**Brief**
Make an exact copy of all the data.

-------------------------

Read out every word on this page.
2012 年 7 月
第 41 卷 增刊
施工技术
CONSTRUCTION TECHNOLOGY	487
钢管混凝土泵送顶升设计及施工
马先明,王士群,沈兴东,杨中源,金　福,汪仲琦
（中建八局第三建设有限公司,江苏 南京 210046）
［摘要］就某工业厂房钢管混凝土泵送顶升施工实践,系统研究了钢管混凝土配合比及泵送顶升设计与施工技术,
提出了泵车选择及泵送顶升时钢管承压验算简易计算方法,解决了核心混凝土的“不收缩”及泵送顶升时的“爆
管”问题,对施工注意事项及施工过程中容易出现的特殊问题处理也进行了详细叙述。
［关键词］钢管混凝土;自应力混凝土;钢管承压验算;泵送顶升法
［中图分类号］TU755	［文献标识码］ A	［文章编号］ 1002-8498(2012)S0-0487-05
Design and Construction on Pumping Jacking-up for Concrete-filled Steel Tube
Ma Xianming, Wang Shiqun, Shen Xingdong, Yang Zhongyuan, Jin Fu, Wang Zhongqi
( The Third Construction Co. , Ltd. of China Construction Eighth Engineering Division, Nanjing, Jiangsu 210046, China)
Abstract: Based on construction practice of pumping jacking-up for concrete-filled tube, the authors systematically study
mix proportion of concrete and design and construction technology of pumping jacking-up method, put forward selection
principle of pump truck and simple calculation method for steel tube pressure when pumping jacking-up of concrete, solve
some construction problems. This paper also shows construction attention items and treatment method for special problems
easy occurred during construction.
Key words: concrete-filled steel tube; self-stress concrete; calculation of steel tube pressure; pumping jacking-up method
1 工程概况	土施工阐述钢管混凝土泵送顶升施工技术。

-------------------------

**Task answer**
Read out every word on this page.
2012 年 7 月
第 41 卷 增刊
施工技术
CONSTRUCTION TECHNOLOGY	487
钢管混凝土泵送顶升设计及施工
马先明,王士群,沈兴东,杨中源,金　福,汪仲琦
（中建八局第三建设有限公司,江苏 南京 210046）
［摘要］就某工业厂房钢管混凝土泵送顶升施工实践,系统研究了钢管混凝土配合比及泵送顶升设计与施工技术,
提出了泵车选择及泵送顶升时钢管承压验算简易计算方法,解决了核心混凝土的“不收缩”及泵送顶升时的“爆
管”问题,对施工注意事项及施工过程中容易出现的特殊问题处理也进行了详细叙述。
［关键词］钢管混凝土;自应力混凝土;钢管承压验算;泵送顶升法
［中图分类号］TU755	［文献标识码］ A	［文章编号］ 1002-8498(2012)S0-0487-05
Design and Construction on Pumping Jacking-up for Concrete-filled Steel Tube
Ma Xianming, Wang Shiqun, Shen Xingdong, Yang Zhongyuan, Jin Fu, Wang Zhongqi
( The Third Construction Co. , Ltd. of China Construction Eighth Engineering Division, Nanjing, Jiangsu 210046, China)
Abstract: Based on construction practice of pumping jacking-up for concrete-filled tube, the authors systematically study
mix proportion of concrete and design and construction technology of pumping jacking-up method, put forward selection
principle of pump truck and simple calculation method for steel tube pressure when pumping jacking-up of concrete, solve
some construction problems. This paper also shows construction attention items and treatment method for special problems
easy occurred during construction.
Key words: concrete-filled steel tube; self-stress concrete; calculation of steel tube pressure; pumping jacking-up method
1 工程概况	土施工阐述钢管混凝土泵送顶升施工技术。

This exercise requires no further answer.